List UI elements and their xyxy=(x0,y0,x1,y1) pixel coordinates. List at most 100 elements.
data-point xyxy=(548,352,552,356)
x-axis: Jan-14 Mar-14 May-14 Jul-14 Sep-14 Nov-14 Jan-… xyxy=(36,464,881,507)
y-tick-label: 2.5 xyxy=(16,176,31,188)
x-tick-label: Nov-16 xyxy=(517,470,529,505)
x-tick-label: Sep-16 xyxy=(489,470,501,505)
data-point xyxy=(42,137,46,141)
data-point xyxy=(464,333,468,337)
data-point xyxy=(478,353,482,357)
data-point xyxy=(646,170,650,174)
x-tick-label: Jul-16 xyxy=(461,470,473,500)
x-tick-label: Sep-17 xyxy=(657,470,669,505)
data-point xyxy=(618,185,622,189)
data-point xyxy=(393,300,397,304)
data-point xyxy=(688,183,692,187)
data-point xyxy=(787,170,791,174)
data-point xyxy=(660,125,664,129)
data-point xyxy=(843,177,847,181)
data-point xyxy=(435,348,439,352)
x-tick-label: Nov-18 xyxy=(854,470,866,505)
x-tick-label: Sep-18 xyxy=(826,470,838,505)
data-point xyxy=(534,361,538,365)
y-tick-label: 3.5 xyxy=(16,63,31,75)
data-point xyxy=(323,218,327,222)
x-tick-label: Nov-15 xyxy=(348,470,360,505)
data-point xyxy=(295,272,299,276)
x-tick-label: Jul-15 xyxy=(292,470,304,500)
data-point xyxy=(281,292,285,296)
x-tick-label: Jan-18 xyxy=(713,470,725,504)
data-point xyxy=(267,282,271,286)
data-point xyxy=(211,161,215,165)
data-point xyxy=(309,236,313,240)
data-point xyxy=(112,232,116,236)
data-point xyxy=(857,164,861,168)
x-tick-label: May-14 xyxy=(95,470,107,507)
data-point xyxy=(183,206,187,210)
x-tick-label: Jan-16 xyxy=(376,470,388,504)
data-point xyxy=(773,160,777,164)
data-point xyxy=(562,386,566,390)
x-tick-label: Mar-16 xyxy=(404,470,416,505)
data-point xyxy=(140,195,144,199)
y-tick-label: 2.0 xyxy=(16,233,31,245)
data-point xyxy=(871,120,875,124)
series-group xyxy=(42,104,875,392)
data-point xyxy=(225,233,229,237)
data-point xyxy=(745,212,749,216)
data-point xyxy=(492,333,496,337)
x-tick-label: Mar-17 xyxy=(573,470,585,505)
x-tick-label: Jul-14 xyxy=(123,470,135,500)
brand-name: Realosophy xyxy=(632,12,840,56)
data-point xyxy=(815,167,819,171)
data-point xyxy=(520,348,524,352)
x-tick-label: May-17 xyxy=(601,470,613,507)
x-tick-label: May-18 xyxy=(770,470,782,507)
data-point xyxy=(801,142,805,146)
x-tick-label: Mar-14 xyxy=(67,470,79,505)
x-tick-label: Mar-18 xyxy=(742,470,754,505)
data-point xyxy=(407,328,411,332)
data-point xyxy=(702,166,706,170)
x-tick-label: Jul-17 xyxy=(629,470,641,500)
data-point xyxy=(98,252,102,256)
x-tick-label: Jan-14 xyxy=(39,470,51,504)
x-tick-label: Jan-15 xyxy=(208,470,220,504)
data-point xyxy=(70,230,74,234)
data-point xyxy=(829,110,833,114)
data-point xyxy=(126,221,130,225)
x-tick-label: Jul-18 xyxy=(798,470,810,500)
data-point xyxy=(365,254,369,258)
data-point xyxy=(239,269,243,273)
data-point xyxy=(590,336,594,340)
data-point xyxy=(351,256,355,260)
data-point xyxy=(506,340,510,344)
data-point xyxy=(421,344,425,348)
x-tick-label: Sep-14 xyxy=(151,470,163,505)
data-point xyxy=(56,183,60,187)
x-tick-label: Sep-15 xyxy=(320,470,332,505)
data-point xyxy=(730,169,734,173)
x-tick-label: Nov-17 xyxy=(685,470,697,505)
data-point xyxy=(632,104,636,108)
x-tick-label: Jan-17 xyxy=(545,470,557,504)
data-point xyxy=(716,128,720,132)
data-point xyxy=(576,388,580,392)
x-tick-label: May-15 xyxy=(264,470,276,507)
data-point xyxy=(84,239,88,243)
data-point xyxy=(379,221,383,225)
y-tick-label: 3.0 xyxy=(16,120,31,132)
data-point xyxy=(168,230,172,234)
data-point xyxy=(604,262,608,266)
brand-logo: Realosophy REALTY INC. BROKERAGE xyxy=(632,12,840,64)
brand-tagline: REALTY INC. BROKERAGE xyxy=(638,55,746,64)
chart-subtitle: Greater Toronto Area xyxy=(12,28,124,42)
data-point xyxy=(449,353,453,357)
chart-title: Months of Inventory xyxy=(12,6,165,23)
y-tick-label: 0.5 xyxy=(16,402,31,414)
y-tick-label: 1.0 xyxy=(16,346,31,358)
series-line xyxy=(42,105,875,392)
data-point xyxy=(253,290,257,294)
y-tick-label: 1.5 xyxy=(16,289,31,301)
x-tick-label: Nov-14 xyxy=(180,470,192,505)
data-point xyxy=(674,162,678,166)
- - -
Output all of the material above again, line for line and character for character.

Full output:
List UI elements and their xyxy=(x0,y0,x1,y1) pixel coordinates. List at most 100 elements.
data-point xyxy=(548,352,552,356)
x-axis: Jan-14 Mar-14 May-14 Jul-14 Sep-14 Nov-14 Jan-… xyxy=(36,464,881,507)
y-tick-label: 2.5 xyxy=(16,176,31,188)
x-tick-label: Nov-16 xyxy=(517,470,529,505)
x-tick-label: Sep-16 xyxy=(489,470,501,505)
data-point xyxy=(42,137,46,141)
data-point xyxy=(464,333,468,337)
data-point xyxy=(478,353,482,357)
data-point xyxy=(646,170,650,174)
x-tick-label: Jul-16 xyxy=(461,470,473,500)
x-tick-label: Sep-17 xyxy=(657,470,669,505)
data-point xyxy=(618,185,622,189)
data-point xyxy=(393,300,397,304)
data-point xyxy=(688,183,692,187)
data-point xyxy=(787,170,791,174)
data-point xyxy=(660,125,664,129)
data-point xyxy=(843,177,847,181)
data-point xyxy=(435,348,439,352)
x-tick-label: Nov-18 xyxy=(854,470,866,505)
x-tick-label: Sep-18 xyxy=(826,470,838,505)
data-point xyxy=(534,361,538,365)
y-tick-label: 3.5 xyxy=(16,63,31,75)
data-point xyxy=(323,218,327,222)
x-tick-label: Nov-15 xyxy=(348,470,360,505)
data-point xyxy=(295,272,299,276)
x-tick-label: Jul-15 xyxy=(292,470,304,500)
data-point xyxy=(281,292,285,296)
x-tick-label: Jan-18 xyxy=(713,470,725,504)
data-point xyxy=(267,282,271,286)
data-point xyxy=(211,161,215,165)
data-point xyxy=(309,236,313,240)
data-point xyxy=(112,232,116,236)
data-point xyxy=(857,164,861,168)
x-tick-label: May-14 xyxy=(95,470,107,507)
data-point xyxy=(183,206,187,210)
x-tick-label: Jan-16 xyxy=(376,470,388,504)
data-point xyxy=(773,160,777,164)
data-point xyxy=(562,386,566,390)
x-tick-label: Mar-16 xyxy=(404,470,416,505)
data-point xyxy=(140,195,144,199)
y-tick-label: 2.0 xyxy=(16,233,31,245)
data-point xyxy=(871,120,875,124)
series-group xyxy=(42,104,875,392)
data-point xyxy=(225,233,229,237)
data-point xyxy=(745,212,749,216)
data-point xyxy=(492,333,496,337)
x-tick-label: Mar-17 xyxy=(573,470,585,505)
x-tick-label: Jul-14 xyxy=(123,470,135,500)
brand-name: Realosophy xyxy=(632,12,840,56)
data-point xyxy=(815,167,819,171)
data-point xyxy=(520,348,524,352)
x-tick-label: May-17 xyxy=(601,470,613,507)
x-tick-label: May-18 xyxy=(770,470,782,507)
data-point xyxy=(801,142,805,146)
x-tick-label: Mar-14 xyxy=(67,470,79,505)
x-tick-label: Mar-18 xyxy=(742,470,754,505)
data-point xyxy=(407,328,411,332)
data-point xyxy=(702,166,706,170)
x-tick-label: Jul-17 xyxy=(629,470,641,500)
data-point xyxy=(98,252,102,256)
x-tick-label: Jan-14 xyxy=(39,470,51,504)
x-tick-label: Jan-15 xyxy=(208,470,220,504)
data-point xyxy=(70,230,74,234)
data-point xyxy=(829,110,833,114)
data-point xyxy=(126,221,130,225)
x-tick-label: Jul-18 xyxy=(798,470,810,500)
data-point xyxy=(365,254,369,258)
data-point xyxy=(239,269,243,273)
data-point xyxy=(590,336,594,340)
data-point xyxy=(351,256,355,260)
data-point xyxy=(506,340,510,344)
data-point xyxy=(421,344,425,348)
x-tick-label: Sep-14 xyxy=(151,470,163,505)
data-point xyxy=(56,183,60,187)
x-tick-label: Sep-15 xyxy=(320,470,332,505)
data-point xyxy=(730,169,734,173)
x-tick-label: Nov-17 xyxy=(685,470,697,505)
data-point xyxy=(632,104,636,108)
x-tick-label: Jan-17 xyxy=(545,470,557,504)
data-point xyxy=(716,128,720,132)
data-point xyxy=(576,388,580,392)
x-tick-label: May-15 xyxy=(264,470,276,507)
data-point xyxy=(84,239,88,243)
data-point xyxy=(379,221,383,225)
y-tick-label: 3.0 xyxy=(16,120,31,132)
data-point xyxy=(168,230,172,234)
data-point xyxy=(604,262,608,266)
brand-logo: Realosophy REALTY INC. BROKERAGE xyxy=(632,12,840,64)
brand-tagline: REALTY INC. BROKERAGE xyxy=(638,55,746,64)
chart-subtitle: Greater Toronto Area xyxy=(12,28,124,42)
data-point xyxy=(449,353,453,357)
chart-title: Months of Inventory xyxy=(12,6,165,23)
y-tick-label: 0.5 xyxy=(16,402,31,414)
y-tick-label: 1.0 xyxy=(16,346,31,358)
series-line xyxy=(42,105,875,392)
data-point xyxy=(253,290,257,294)
y-tick-label: 1.5 xyxy=(16,289,31,301)
x-tick-label: Nov-14 xyxy=(180,470,192,505)
data-point xyxy=(674,162,678,166)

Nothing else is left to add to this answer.